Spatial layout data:
----

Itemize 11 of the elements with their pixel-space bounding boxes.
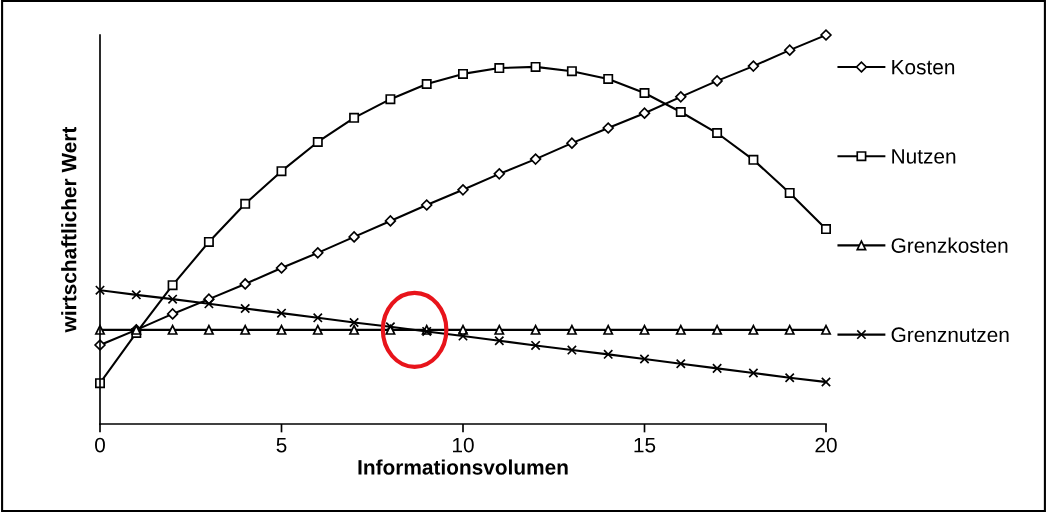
legend-label: Grenznutzen [891, 327, 1009, 343]
y-axis-title: wirtschaftlicher Wert [61, 126, 77, 333]
legend-label: Grenzkosten [891, 237, 1008, 253]
x-tick-label: 20 [815, 437, 837, 453]
x-tick-label: 15 [634, 437, 656, 453]
x-tick-label: 5 [276, 437, 287, 453]
legend-label: Nutzen [892, 149, 956, 164]
x-tick-label: 0 [95, 437, 105, 453]
x-axis-title: Informationsvolumen [358, 459, 568, 475]
x-tick-label: 10 [453, 437, 474, 453]
legend-label: Kosten [892, 59, 955, 75]
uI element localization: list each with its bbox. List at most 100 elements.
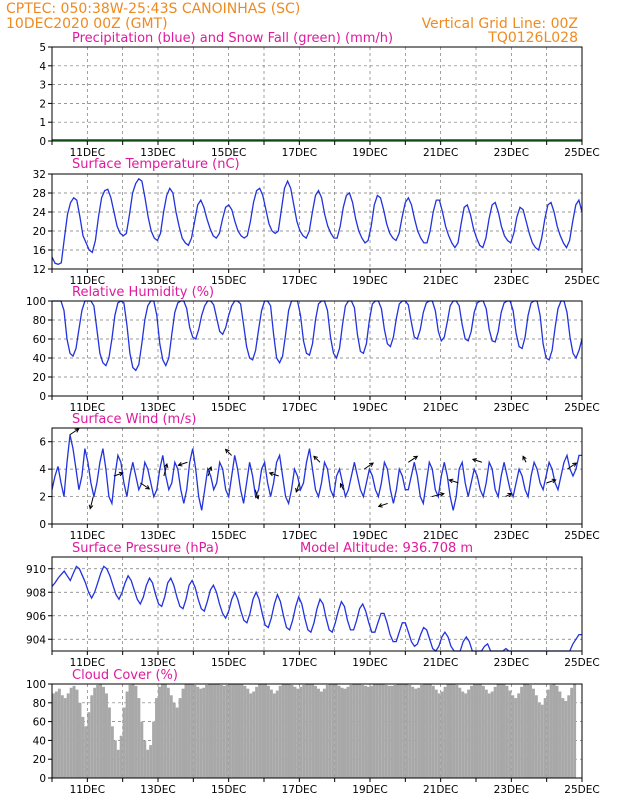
cloud-bar bbox=[452, 684, 456, 778]
cloud-bar bbox=[264, 684, 267, 778]
temperature-title: Surface Temperature (nC) bbox=[72, 157, 240, 172]
cloud-bar bbox=[78, 702, 82, 778]
cloud-bar bbox=[561, 698, 565, 778]
humidity-title: Relative Humidity (%) bbox=[72, 285, 214, 300]
cloud-bar bbox=[549, 684, 553, 778]
wind-arrow bbox=[378, 502, 388, 507]
pressure-panel: 904 906 908 910 11DEC 13DEC 15DEC 17DEC 19DEC 21D… bbox=[26, 556, 600, 669]
header-model-id: TQ0126L028 bbox=[487, 30, 578, 46]
temperature-ytick-label: 16 bbox=[33, 245, 47, 257]
cloud-bar bbox=[246, 688, 250, 778]
wind-arrow bbox=[313, 455, 321, 463]
cloud-xtick-label: 21DEC bbox=[423, 784, 458, 796]
wind-arrow-head bbox=[369, 462, 374, 467]
wind-arrow bbox=[431, 493, 444, 498]
cloud-bar bbox=[255, 686, 259, 778]
cloud-bar bbox=[384, 684, 388, 778]
cloud-bar bbox=[523, 684, 527, 778]
cloud-bar bbox=[278, 685, 282, 778]
cloud-bar bbox=[514, 698, 518, 778]
humidity-xtick-label: 21DEC bbox=[423, 402, 458, 414]
cloud-bar bbox=[531, 688, 535, 778]
pressure-frame bbox=[51, 556, 583, 652]
wind-arrow-head bbox=[439, 492, 445, 497]
humidity-series-line bbox=[52, 300, 583, 372]
cloud-bar bbox=[110, 726, 114, 778]
cloud-bar bbox=[434, 689, 438, 778]
header-run-date: 10DEC2020 00Z (GMT) bbox=[6, 16, 168, 32]
cloud-ytick-label: 60 bbox=[33, 717, 46, 729]
cloud-xtick-label: 15DEC bbox=[211, 784, 246, 796]
precip-frame bbox=[51, 46, 583, 142]
wind-arrow bbox=[363, 462, 374, 470]
wind-title: Surface Wind (m/s) bbox=[72, 412, 196, 427]
pressure-title: Surface Pressure (hPa) bbox=[72, 541, 219, 556]
humidity-ytick-label: 20 bbox=[33, 372, 46, 384]
precip-xtick-label: 17DEC bbox=[282, 147, 317, 159]
wind-arrow-head bbox=[268, 471, 274, 477]
pressure-ytick-label: 910 bbox=[26, 564, 46, 576]
humidity-ytick-label: 40 bbox=[33, 353, 46, 365]
wind-ytick-label: 0 bbox=[39, 519, 46, 531]
cloud-bar bbox=[414, 688, 418, 778]
humidity-xtick-label: 23DEC bbox=[494, 402, 529, 414]
cloud-bar bbox=[340, 687, 344, 778]
cloud-bar bbox=[461, 691, 465, 778]
cloud-bar bbox=[337, 685, 341, 778]
cloud-bar bbox=[169, 695, 173, 778]
wind-arrow-head bbox=[295, 487, 300, 493]
cloud-bar bbox=[105, 693, 108, 778]
wind-arrow bbox=[225, 449, 232, 456]
cloud-bar bbox=[284, 684, 288, 778]
precip-xtick-label: 15DEC bbox=[211, 147, 246, 159]
wind-xtick-label: 19DEC bbox=[352, 530, 387, 542]
cloud-bar bbox=[558, 691, 562, 778]
precip-panel: 0 1 2 3 4 5 11DEC 13DEC 15DEC 17DEC 19DEC 21DEC 23DE… bbox=[39, 42, 599, 159]
wind-frame bbox=[51, 427, 583, 525]
cloud-bar bbox=[228, 684, 232, 778]
cloud-ytick-label: 20 bbox=[33, 754, 46, 766]
wind-arrow-head bbox=[118, 471, 124, 477]
cloud-bar bbox=[305, 684, 309, 778]
pressure-xtick-label: 11DEC bbox=[70, 657, 105, 669]
cloud-bar bbox=[529, 684, 532, 778]
cloud-bar bbox=[428, 684, 432, 778]
cloud-bar bbox=[208, 684, 211, 778]
cloud-bar bbox=[411, 686, 415, 778]
cloud-bar bbox=[537, 702, 541, 778]
cloud-bar bbox=[72, 685, 76, 778]
pressure-xtick-label: 13DEC bbox=[140, 657, 175, 669]
cloud-bar bbox=[334, 684, 338, 778]
precip-xtick-label: 25DEC bbox=[564, 147, 599, 159]
temperature-xtick-label: 21DEC bbox=[423, 275, 458, 287]
wind-arrow-head bbox=[74, 428, 80, 433]
cloud-bar bbox=[125, 691, 129, 778]
cloud-bar bbox=[511, 695, 515, 778]
cloud-bar bbox=[417, 687, 421, 778]
cloud-bar bbox=[405, 684, 409, 778]
cloud-bar bbox=[216, 684, 220, 778]
cloud-bar bbox=[349, 684, 353, 778]
model-altitude-label: Model Altitude: 936.708 m bbox=[300, 541, 473, 556]
cloud-bar bbox=[75, 689, 79, 778]
cloud-bar bbox=[443, 686, 447, 778]
precip-ytick-label: 1 bbox=[39, 117, 46, 129]
cloud-bar bbox=[131, 684, 135, 778]
pressure-xtick-label: 19DEC bbox=[352, 657, 387, 669]
temperature-ytick-label: 24 bbox=[33, 207, 47, 219]
humidity-ytick-label: 80 bbox=[33, 315, 46, 327]
cloud-bar bbox=[302, 684, 306, 778]
cloud-bar bbox=[211, 684, 214, 778]
cloud-bar bbox=[63, 698, 67, 778]
wind-arrow-head bbox=[413, 455, 419, 461]
wind-arrow bbox=[69, 428, 79, 436]
cloud-bar bbox=[508, 690, 512, 778]
cloud-bar bbox=[190, 684, 194, 778]
pressure-ytick-label: 906 bbox=[26, 611, 46, 623]
cloud-ytick-label: 80 bbox=[33, 698, 46, 710]
cloud-bar bbox=[134, 685, 138, 778]
cloud-bar bbox=[343, 688, 347, 778]
temperature-xtick-label: 11DEC bbox=[70, 275, 105, 287]
wind-ytick-label: 6 bbox=[39, 437, 46, 449]
cloud-bar bbox=[526, 684, 529, 778]
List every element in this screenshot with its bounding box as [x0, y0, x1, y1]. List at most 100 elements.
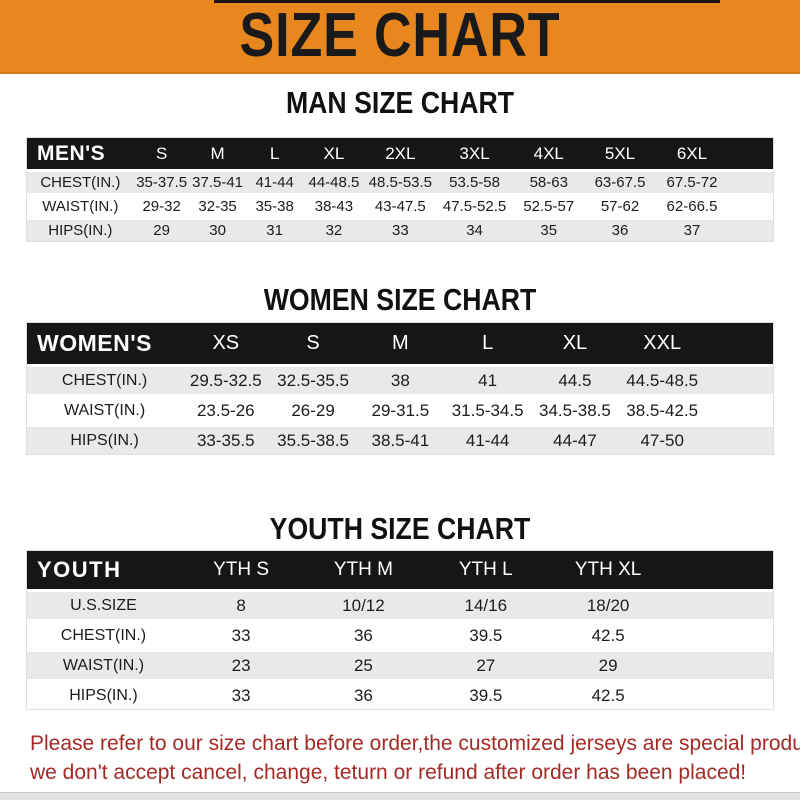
- size-value-cell: 8: [179, 589, 303, 619]
- footer-note-line2: we don't accept cancel, change, teturn o…: [30, 761, 747, 784]
- size-value-cell: 67.5-72: [655, 169, 729, 193]
- filler-cell: [728, 138, 773, 169]
- size-value-cell: 42.5: [546, 619, 670, 649]
- size-value-cell: 26-29: [269, 394, 357, 424]
- header-row: YOUTH YTH S YTH M YTH L YTH XL: [27, 551, 773, 589]
- filler-cell: [705, 323, 773, 364]
- size-column-header: S: [269, 323, 357, 364]
- measurement-row: WAIST(IN.) 29-32 32-35 35-38 38-43 43-47.5 47.…: [27, 193, 773, 217]
- size-value-cell: 33: [364, 217, 437, 241]
- measurement-row: U.S.SIZE 8 10/12 14/16 18/20: [27, 589, 773, 619]
- filler-cell: [669, 551, 773, 589]
- size-value-cell: 44.5: [531, 364, 619, 394]
- measurement-row: CHEST(IN.) 35-37.5 37.5-41 41-44 44-48.5 48.5…: [27, 169, 773, 193]
- size-value-cell: 39.5: [424, 679, 547, 709]
- size-column-header: L: [245, 138, 304, 169]
- filler-cell: [728, 217, 773, 241]
- row-label: HIPS(IN.): [27, 217, 134, 241]
- measurement-row: CHEST(IN.) 33 36 39.5 42.5: [27, 619, 773, 649]
- size-value-cell: 37: [655, 217, 729, 241]
- size-value-cell: 52.5-57: [512, 193, 585, 217]
- size-value-cell: 36: [584, 217, 656, 241]
- size-value-cell: 43-47.5: [364, 193, 437, 217]
- size-value-cell: 29-31.5: [356, 394, 444, 424]
- size-value-cell: 57-62: [584, 193, 656, 217]
- measurement-row: HIPS(IN.) 33-35.5 35.5-38.5 38.5-41 41-44 44-…: [27, 424, 773, 454]
- size-value-cell: 33-35.5: [182, 424, 270, 454]
- size-value-cell: 27: [424, 649, 547, 679]
- size-value-cell: 41-44: [444, 424, 532, 454]
- size-value-cell: 44-48.5: [303, 169, 365, 193]
- size-column-header: 4XL: [512, 138, 585, 169]
- size-value-cell: 47-50: [618, 424, 706, 454]
- table-title-cell: WOMEN'S: [27, 323, 183, 364]
- row-label: WAIST(IN.): [27, 193, 134, 217]
- filler-cell: [705, 364, 773, 394]
- size-value-cell: 42.5: [546, 679, 670, 709]
- size-value-cell: 33: [179, 679, 303, 709]
- size-value-cell: 18/20: [546, 589, 670, 619]
- size-column-header: 5XL: [584, 138, 656, 169]
- size-value-cell: 32.5-35.5: [269, 364, 357, 394]
- man-section-heading: MAN SIZE CHART: [285, 85, 515, 120]
- banner: SIZE CHART: [0, 0, 800, 74]
- size-value-cell: 25: [302, 649, 425, 679]
- size-value-cell: 33: [179, 619, 303, 649]
- size-value-cell: 34: [436, 217, 513, 241]
- size-value-cell: 34.5-38.5: [531, 394, 619, 424]
- size-value-cell: 29-32: [133, 193, 190, 217]
- header-row: WOMEN'S XS S M L XL XXL: [27, 323, 773, 364]
- row-label: CHEST(IN.): [27, 364, 183, 394]
- size-column-header: 6XL: [655, 138, 729, 169]
- size-value-cell: 63-67.5: [584, 169, 656, 193]
- size-value-cell: 35.5-38.5: [269, 424, 357, 454]
- size-value-cell: 29: [546, 649, 670, 679]
- size-value-cell: 39.5: [424, 619, 547, 649]
- size-column-header: XL: [531, 323, 619, 364]
- footer-note: Please refer to our size chart before or…: [30, 729, 800, 787]
- row-label: CHEST(IN.): [27, 169, 134, 193]
- measurement-row: WAIST(IN.) 23 25 27 29: [27, 649, 773, 679]
- filler-cell: [705, 424, 773, 454]
- size-value-cell: 32-35: [189, 193, 246, 217]
- size-value-cell: 35-38: [245, 193, 304, 217]
- size-column-header: YTH S: [179, 551, 303, 589]
- size-column-header: YTH M: [302, 551, 425, 589]
- man-size-section: MAN SIZE CHART MEN'S S M L XL 2XL 3XL 4XL 5XL 6XL…: [0, 86, 800, 241]
- footer-note-line1: Please refer to our size chart before or…: [30, 732, 800, 755]
- size-value-cell: 37.5-41: [189, 169, 246, 193]
- filler-cell: [669, 619, 773, 649]
- size-value-cell: 58-63: [512, 169, 585, 193]
- youth-section-heading: YOUTH SIZE CHART: [269, 511, 531, 546]
- size-value-cell: 30: [189, 217, 246, 241]
- size-column-header: XXL: [618, 323, 706, 364]
- row-label: WAIST(IN.): [27, 394, 183, 424]
- size-value-cell: 44.5-48.5: [618, 364, 706, 394]
- row-label: HIPS(IN.): [27, 424, 183, 454]
- filler-cell: [728, 193, 773, 217]
- size-value-cell: 47.5-52.5: [436, 193, 513, 217]
- women-size-section: WOMEN SIZE CHART WOMEN'S XS S M L XL XXL CHEST(…: [0, 283, 800, 454]
- size-value-cell: 10/12: [302, 589, 425, 619]
- row-label: HIPS(IN.): [27, 679, 180, 709]
- size-value-cell: 41: [444, 364, 532, 394]
- filler-cell: [669, 589, 773, 619]
- size-value-cell: 48.5-53.5: [364, 169, 437, 193]
- size-column-header: 2XL: [364, 138, 437, 169]
- row-label: U.S.SIZE: [27, 589, 180, 619]
- row-label: CHEST(IN.): [27, 619, 180, 649]
- bottom-strip: [0, 792, 800, 800]
- page-title: SIZE CHART: [239, 1, 561, 70]
- size-value-cell: 44-47: [531, 424, 619, 454]
- size-value-cell: 23: [179, 649, 303, 679]
- size-value-cell: 38.5-42.5: [618, 394, 706, 424]
- table-title-cell: MEN'S: [27, 138, 134, 169]
- filler-cell: [728, 169, 773, 193]
- size-column-header: M: [189, 138, 246, 169]
- size-value-cell: 29: [133, 217, 190, 241]
- size-value-cell: 36: [302, 679, 425, 709]
- size-value-cell: 23.5-26: [182, 394, 270, 424]
- youth-size-section: YOUTH SIZE CHART YOUTH YTH S YTH M YTH L YTH…: [0, 512, 800, 709]
- top-border-line: [214, 0, 720, 3]
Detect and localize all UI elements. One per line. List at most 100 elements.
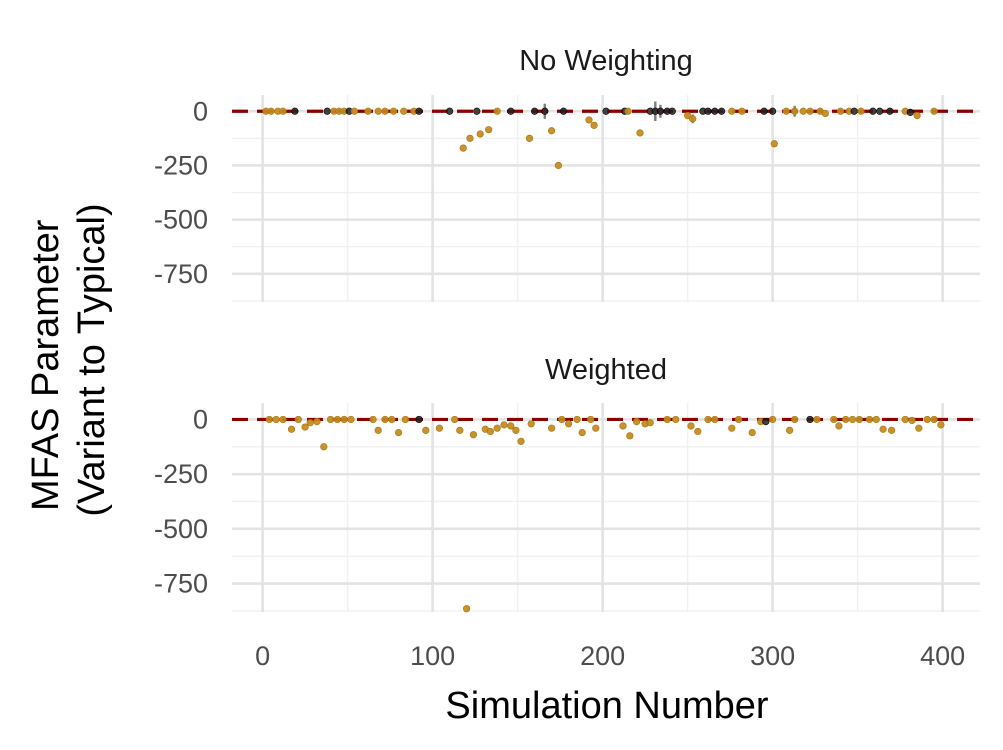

----

* **Your goal**
Reproduce the listing from its first line through the line containing "uI element localization: list", inclusive, and leave out the pictures.

* **Answer in full**
Itemize 11 of the elements with their pixel-space bounding boxes.
legend-label: Grenznutzen [891, 327, 1009, 343]
y-axis-title: wirtschaftlicher Wert [61, 126, 77, 333]
legend-label: Grenzkosten [891, 237, 1008, 253]
x-tick-label: 20 [815, 437, 837, 453]
x-tick-label: 15 [634, 437, 656, 453]
x-tick-label: 5 [276, 437, 287, 453]
legend-label: Nutzen [892, 149, 956, 164]
x-tick-label: 0 [95, 437, 105, 453]
x-axis-title: Informationsvolumen [358, 459, 568, 475]
x-tick-label: 10 [453, 437, 474, 453]
legend-label: Kosten [892, 59, 955, 75]
uI element localization: list each with its bbox. List at most 100 elements.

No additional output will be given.